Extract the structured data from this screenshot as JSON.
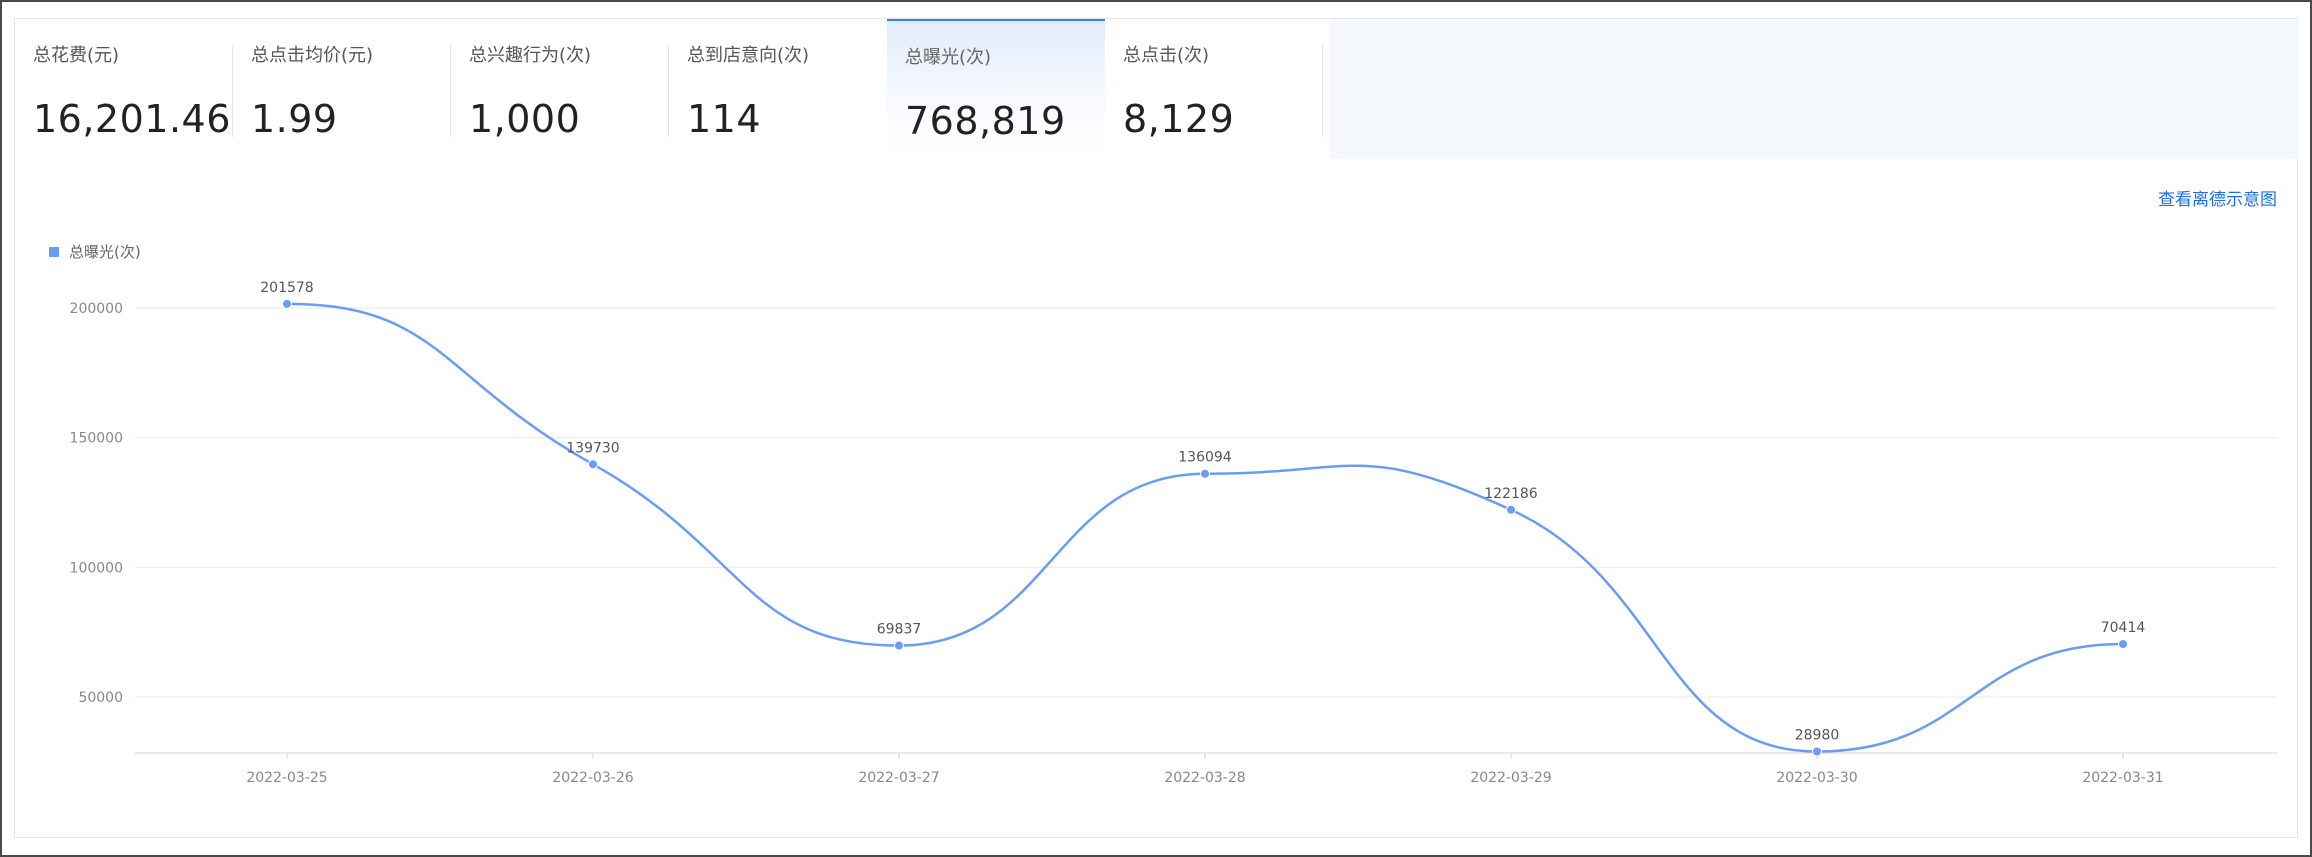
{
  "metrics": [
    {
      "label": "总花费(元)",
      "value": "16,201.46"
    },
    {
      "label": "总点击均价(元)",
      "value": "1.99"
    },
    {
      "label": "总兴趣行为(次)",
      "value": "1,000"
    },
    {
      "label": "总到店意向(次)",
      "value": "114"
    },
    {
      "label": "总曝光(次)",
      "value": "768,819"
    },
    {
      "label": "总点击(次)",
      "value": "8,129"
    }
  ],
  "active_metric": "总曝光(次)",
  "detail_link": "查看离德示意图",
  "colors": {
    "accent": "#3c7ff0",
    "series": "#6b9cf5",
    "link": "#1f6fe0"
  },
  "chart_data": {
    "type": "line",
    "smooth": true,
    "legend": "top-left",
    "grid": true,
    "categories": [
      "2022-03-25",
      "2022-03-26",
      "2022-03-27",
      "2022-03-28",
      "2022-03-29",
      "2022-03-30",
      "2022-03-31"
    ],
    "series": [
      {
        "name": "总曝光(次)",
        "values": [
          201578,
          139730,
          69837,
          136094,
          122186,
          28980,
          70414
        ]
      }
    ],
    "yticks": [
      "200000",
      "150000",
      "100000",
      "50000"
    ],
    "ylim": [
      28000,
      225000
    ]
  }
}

--*--

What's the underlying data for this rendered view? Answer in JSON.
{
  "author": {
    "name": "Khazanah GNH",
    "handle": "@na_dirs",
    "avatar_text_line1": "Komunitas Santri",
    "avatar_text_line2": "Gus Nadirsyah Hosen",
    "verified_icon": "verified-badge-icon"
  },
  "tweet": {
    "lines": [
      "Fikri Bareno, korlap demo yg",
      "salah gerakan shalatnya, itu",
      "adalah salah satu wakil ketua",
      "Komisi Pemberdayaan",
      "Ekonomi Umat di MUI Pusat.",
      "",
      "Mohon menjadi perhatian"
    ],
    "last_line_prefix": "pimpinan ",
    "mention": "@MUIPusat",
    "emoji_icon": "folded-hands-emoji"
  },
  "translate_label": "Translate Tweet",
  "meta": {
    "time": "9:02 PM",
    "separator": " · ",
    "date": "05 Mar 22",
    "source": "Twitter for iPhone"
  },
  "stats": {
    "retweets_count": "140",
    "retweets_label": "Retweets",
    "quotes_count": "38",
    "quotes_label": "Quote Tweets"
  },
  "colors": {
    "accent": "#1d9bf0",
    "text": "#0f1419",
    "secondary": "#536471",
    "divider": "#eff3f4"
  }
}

--*--

The task »
Check every line of the data above for the string "salah", and copy those that have it.

Output of the task »
      "salah gerakan shalatnya, itu",
      "adalah salah satu wakil ketua",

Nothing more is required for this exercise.